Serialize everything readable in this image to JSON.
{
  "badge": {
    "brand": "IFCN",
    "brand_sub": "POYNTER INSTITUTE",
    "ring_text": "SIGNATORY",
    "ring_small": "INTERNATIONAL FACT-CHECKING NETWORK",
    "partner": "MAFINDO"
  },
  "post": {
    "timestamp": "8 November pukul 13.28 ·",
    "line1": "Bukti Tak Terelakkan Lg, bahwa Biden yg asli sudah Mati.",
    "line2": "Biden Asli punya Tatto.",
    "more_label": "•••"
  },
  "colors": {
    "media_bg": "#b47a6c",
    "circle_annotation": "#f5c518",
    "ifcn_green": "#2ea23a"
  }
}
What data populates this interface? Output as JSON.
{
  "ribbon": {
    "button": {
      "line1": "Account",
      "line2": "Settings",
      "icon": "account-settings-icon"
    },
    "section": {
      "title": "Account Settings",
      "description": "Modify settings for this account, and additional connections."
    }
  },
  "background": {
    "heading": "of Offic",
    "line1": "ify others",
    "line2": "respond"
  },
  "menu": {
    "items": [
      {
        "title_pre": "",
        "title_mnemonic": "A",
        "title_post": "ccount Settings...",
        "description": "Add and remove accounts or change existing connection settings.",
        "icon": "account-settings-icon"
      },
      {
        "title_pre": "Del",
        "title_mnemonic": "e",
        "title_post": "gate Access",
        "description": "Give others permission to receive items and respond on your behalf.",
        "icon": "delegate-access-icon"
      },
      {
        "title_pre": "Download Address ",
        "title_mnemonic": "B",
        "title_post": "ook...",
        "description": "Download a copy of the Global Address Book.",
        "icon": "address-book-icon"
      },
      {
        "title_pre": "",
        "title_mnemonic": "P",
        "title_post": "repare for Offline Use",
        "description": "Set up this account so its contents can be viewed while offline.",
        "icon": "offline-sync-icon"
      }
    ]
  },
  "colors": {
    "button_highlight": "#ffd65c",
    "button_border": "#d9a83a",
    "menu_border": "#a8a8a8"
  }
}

____

WHAT YOU NEED TO DO: Search the entries for the word "Biden" and gather every line where it appears.

SOLUTION FOR THIS TASK:
    "line1": "Bukti Tak Terelakkan Lg, bahwa Biden yg asli sudah Mati.",
    "line2": "Biden Asli punya Tatto.",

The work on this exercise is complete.